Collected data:
+ + + +

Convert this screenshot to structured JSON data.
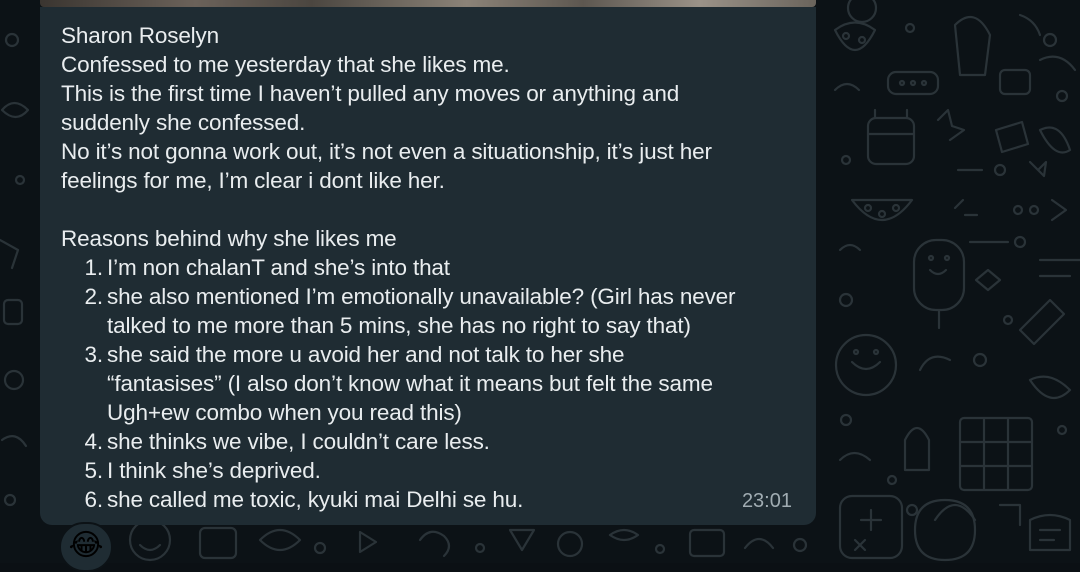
{
  "chat": {
    "message": {
      "sender": "Sharon Roselyn",
      "lines": [
        "Confessed to me yesterday that she likes me.",
        "This is the first time I haven’t pulled any moves or anything and",
        "suddenly she confessed.",
        "No it’s not gonna work out, it’s not even a situationship, it’s just her",
        "feelings for me, I’m clear i dont like her."
      ],
      "reasons_heading": "Reasons behind why she likes me",
      "reasons": [
        {
          "number": "1.",
          "lines": [
            "I’m non chalanT and she’s into that"
          ]
        },
        {
          "number": "2.",
          "lines": [
            "she also mentioned I’m emotionally unavailable? (Girl has never",
            "talked to me more than 5 mins, she has no right to say that)"
          ]
        },
        {
          "number": "3.",
          "lines": [
            "she said the more u avoid her and not talk to her she",
            "“fantasises” (I also don’t know what it means but felt the same",
            "Ugh+ew combo when you read this)"
          ]
        },
        {
          "number": "4.",
          "lines": [
            "she thinks we vibe, I couldn’t care less."
          ]
        },
        {
          "number": "5.",
          "lines": [
            "I think she’s deprived."
          ]
        },
        {
          "number": "6.",
          "lines": [
            "she called me toxic, kyuki mai Delhi se hu."
          ]
        }
      ],
      "time": "23:01",
      "reaction": "😂"
    }
  },
  "colors": {
    "background": "#0c1216",
    "bubble": "#1f2c33",
    "text": "#e9edef",
    "timestamp": "#a0acb2",
    "doodles": "#2a3338"
  },
  "icons": {
    "wallpaper": "doodle-pattern-icon",
    "reaction": "face-with-tears-of-joy"
  }
}
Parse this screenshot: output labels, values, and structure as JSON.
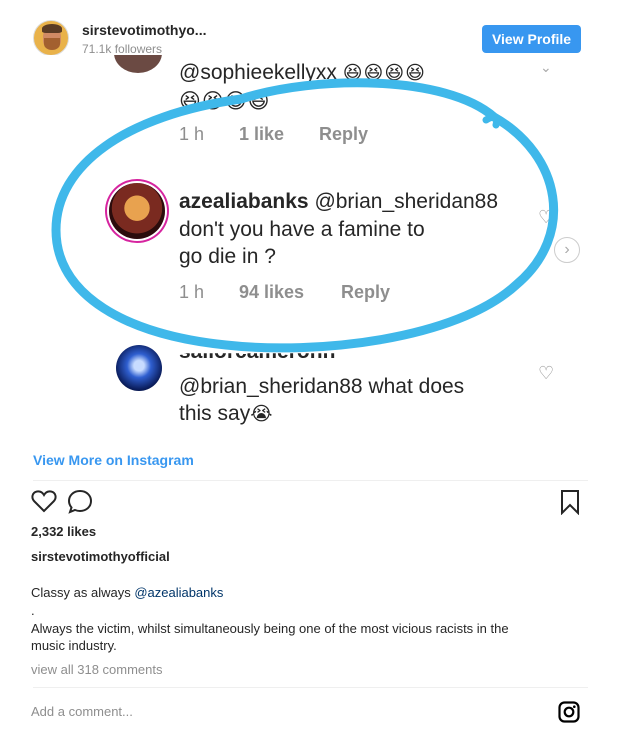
{
  "header": {
    "username": "sirstevotimothyo...",
    "followers": "71.1k followers",
    "view_profile_label": "View Profile"
  },
  "screenshot": {
    "top_comment": {
      "mention": "@sophieekellyxx",
      "emoji_line1": "😆😆😆😆",
      "emoji_line2": "😆😆😆😆",
      "time": "1 h",
      "likes": "1 like",
      "reply": "Reply"
    },
    "highlighted_comment": {
      "user": "azealiabanks",
      "mention": "@brian_sheridan88",
      "line1": "don't you have a famine to",
      "line2": "go die in ?",
      "time": "1 h",
      "likes": "94 likes",
      "reply": "Reply"
    },
    "bottom_comment": {
      "user_partial": "sailorcameronn",
      "mention": "@brian_sheridan88",
      "line1_rest": " what does",
      "line2": "this say",
      "emoji": "😭"
    },
    "circle_color": "#3fb8ea"
  },
  "view_more": "View More on Instagram",
  "likes": "2,332 likes",
  "owner": "sirstevotimothyofficial",
  "caption": {
    "prefix": "Classy as always ",
    "mention": "@azealiabanks",
    "dot": ".",
    "line3": "Always the victim, whilst simultaneously being one of the most vicious racists in the",
    "line4": "music industry."
  },
  "view_all": "view all 318 comments",
  "add_comment_placeholder": "Add a comment...",
  "icons": {
    "like": "heart-outline-icon",
    "comment": "comment-bubble-icon",
    "save": "bookmark-icon",
    "instagram": "instagram-logo-icon"
  },
  "colors": {
    "accent": "#3897f0",
    "muted": "#8e8e8e",
    "text": "#262626"
  }
}
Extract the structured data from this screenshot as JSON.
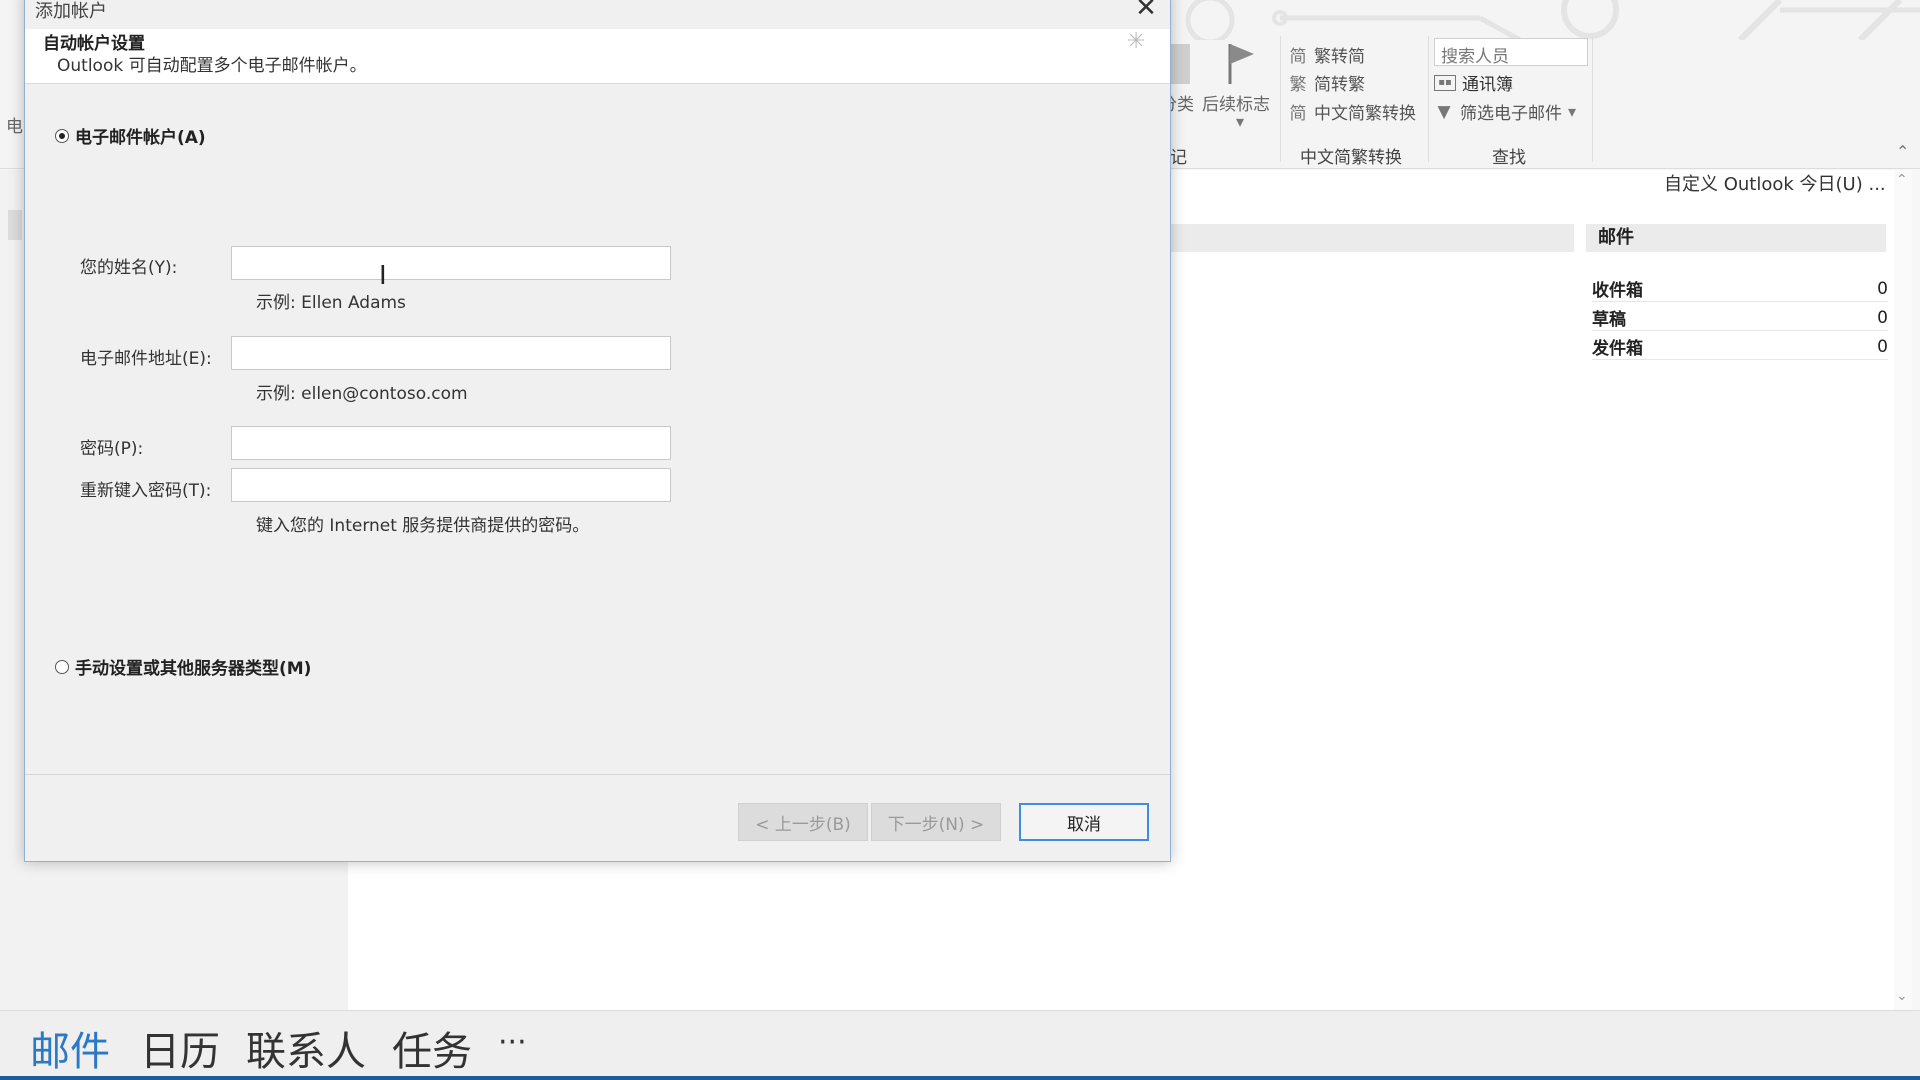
{
  "dialog": {
    "title": "添加帐户",
    "close_glyph": "✕",
    "header_title": "自动帐户设置",
    "header_subtitle": "Outlook 可自动配置多个电子邮件帐户。",
    "option_email": "电子邮件帐户(A)",
    "option_manual": "手动设置或其他服务器类型(M)",
    "name_label": "您的姓名(Y):",
    "name_value": "",
    "name_hint": "示例: Ellen Adams",
    "email_label": "电子邮件地址(E):",
    "email_value": "",
    "email_hint": "示例: ellen@contoso.com",
    "password_label": "密码(P):",
    "password_value": "",
    "retype_label": "重新键入密码(T):",
    "retype_value": "",
    "password_hint": "键入您的 Internet 服务提供商提供的密码。",
    "back_button": "< 上一步(B)",
    "next_button": "下一步(N) >",
    "cancel_button": "取消"
  },
  "ribbon": {
    "partial_category": "分类",
    "followup": "后续标志",
    "partial_group": "记",
    "trad_to_simp": "繁转简",
    "simp_to_trad": "简转繁",
    "conversion": "中文简繁转换",
    "group_chinese": "中文简繁转换",
    "search_people": "搜索人员",
    "address_book": "通讯簿",
    "filter_email": "筛选电子邮件",
    "group_find": "查找",
    "left_partial": "电"
  },
  "today": {
    "customize": "自定义 Outlook 今日(U) ...",
    "mail_header": "邮件",
    "rows": [
      {
        "label": "收件箱",
        "count": "0"
      },
      {
        "label": "草稿",
        "count": "0"
      },
      {
        "label": "发件箱",
        "count": "0"
      }
    ]
  },
  "bottom_nav": {
    "mail": "邮件",
    "calendar": "日历",
    "contacts": "联系人",
    "tasks": "任务",
    "more": "···"
  },
  "colors": {
    "accent": "#2b78c5",
    "dialog_border": "#8fb1d4",
    "primary_button_border": "#3d8ee0"
  }
}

+ + + +

Set exercise: Set down the material exactly, every line of it, except for the pictures.

Output below:
Convert this screenshot to structured JSON data.
{
  "chat": {
    "message": {
      "sender": "Sharon Roselyn",
      "lines": [
        "Confessed to me yesterday that she likes me.",
        "This is the first time I haven’t pulled any moves or anything and",
        "suddenly she confessed.",
        "No it’s not gonna work out, it’s not even a situationship, it’s just her",
        "feelings for me, I’m clear i dont like her."
      ],
      "reasons_heading": "Reasons behind why she likes me",
      "reasons": [
        {
          "number": "1.",
          "lines": [
            "I’m non chalanT and she’s into that"
          ]
        },
        {
          "number": "2.",
          "lines": [
            "she also mentioned I’m emotionally unavailable? (Girl has never",
            "talked to me more than 5 mins, she has no right to say that)"
          ]
        },
        {
          "number": "3.",
          "lines": [
            "she said the more u avoid her and not talk to her she",
            "“fantasises” (I also don’t know what it means but felt the same",
            "Ugh+ew combo when you read this)"
          ]
        },
        {
          "number": "4.",
          "lines": [
            "she thinks we vibe, I couldn’t care less."
          ]
        },
        {
          "number": "5.",
          "lines": [
            "I think she’s deprived."
          ]
        },
        {
          "number": "6.",
          "lines": [
            "she called me toxic, kyuki mai Delhi se hu."
          ]
        }
      ],
      "time": "23:01",
      "reaction": "😂"
    }
  },
  "colors": {
    "background": "#0c1216",
    "bubble": "#1f2c33",
    "text": "#e9edef",
    "timestamp": "#a0acb2",
    "doodles": "#2a3338"
  },
  "icons": {
    "wallpaper": "doodle-pattern-icon",
    "reaction": "face-with-tears-of-joy"
  }
}
Parse this screenshot: output labels, values, and structure as JSON.
{
  "header": {
    "username": "sirstevotimothyo...",
    "followers": "71.1k followers",
    "view_profile_label": "View Profile"
  },
  "screenshot": {
    "top_comment": {
      "mention": "@sophieekellyxx",
      "emoji_line1": "😆😆😆😆",
      "emoji_line2": "😆😆😆😆",
      "time": "1 h",
      "likes": "1 like",
      "reply": "Reply"
    },
    "highlighted_comment": {
      "user": "azealiabanks",
      "mention": "@brian_sheridan88",
      "line1": "don't you have a famine to",
      "line2": "go die in ?",
      "time": "1 h",
      "likes": "94 likes",
      "reply": "Reply"
    },
    "bottom_comment": {
      "user_partial": "sailorcameronn",
      "mention": "@brian_sheridan88",
      "line1_rest": " what does",
      "line2": "this say",
      "emoji": "😭"
    },
    "circle_color": "#3fb8ea"
  },
  "view_more": "View More on Instagram",
  "likes": "2,332 likes",
  "owner": "sirstevotimothyofficial",
  "caption": {
    "prefix": "Classy as always ",
    "mention": "@azealiabanks",
    "dot": ".",
    "line3": "Always the victim, whilst simultaneously being one of the most vicious racists in the",
    "line4": "music industry."
  },
  "view_all": "view all 318 comments",
  "add_comment_placeholder": "Add a comment...",
  "icons": {
    "like": "heart-outline-icon",
    "comment": "comment-bubble-icon",
    "save": "bookmark-icon",
    "instagram": "instagram-logo-icon"
  },
  "colors": {
    "accent": "#3897f0",
    "muted": "#8e8e8e",
    "text": "#262626"
  }
}
Extract the structured data from this screenshot as JSON.
{
  "dialog": {
    "title": "添加帐户",
    "close_glyph": "✕",
    "header_title": "自动帐户设置",
    "header_subtitle": "Outlook 可自动配置多个电子邮件帐户。",
    "option_email": "电子邮件帐户(A)",
    "option_manual": "手动设置或其他服务器类型(M)",
    "name_label": "您的姓名(Y):",
    "name_value": "",
    "name_hint": "示例: Ellen Adams",
    "email_label": "电子邮件地址(E):",
    "email_value": "",
    "email_hint": "示例: ellen@contoso.com",
    "password_label": "密码(P):",
    "password_value": "",
    "retype_label": "重新键入密码(T):",
    "retype_value": "",
    "password_hint": "键入您的 Internet 服务提供商提供的密码。",
    "back_button": "< 上一步(B)",
    "next_button": "下一步(N) >",
    "cancel_button": "取消"
  },
  "ribbon": {
    "partial_category": "分类",
    "followup": "后续标志",
    "partial_group": "记",
    "trad_to_simp": "繁转简",
    "simp_to_trad": "简转繁",
    "conversion": "中文简繁转换",
    "group_chinese": "中文简繁转换",
    "search_people": "搜索人员",
    "address_book": "通讯簿",
    "filter_email": "筛选电子邮件",
    "group_find": "查找",
    "left_partial": "电"
  },
  "today": {
    "customize": "自定义 Outlook 今日(U) ...",
    "mail_header": "邮件",
    "rows": [
      {
        "label": "收件箱",
        "count": "0"
      },
      {
        "label": "草稿",
        "count": "0"
      },
      {
        "label": "发件箱",
        "count": "0"
      }
    ]
  },
  "bottom_nav": {
    "mail": "邮件",
    "calendar": "日历",
    "contacts": "联系人",
    "tasks": "任务",
    "more": "···"
  },
  "colors": {
    "accent": "#2b78c5",
    "dialog_border": "#8fb1d4",
    "primary_button_border": "#3d8ee0"
  }
}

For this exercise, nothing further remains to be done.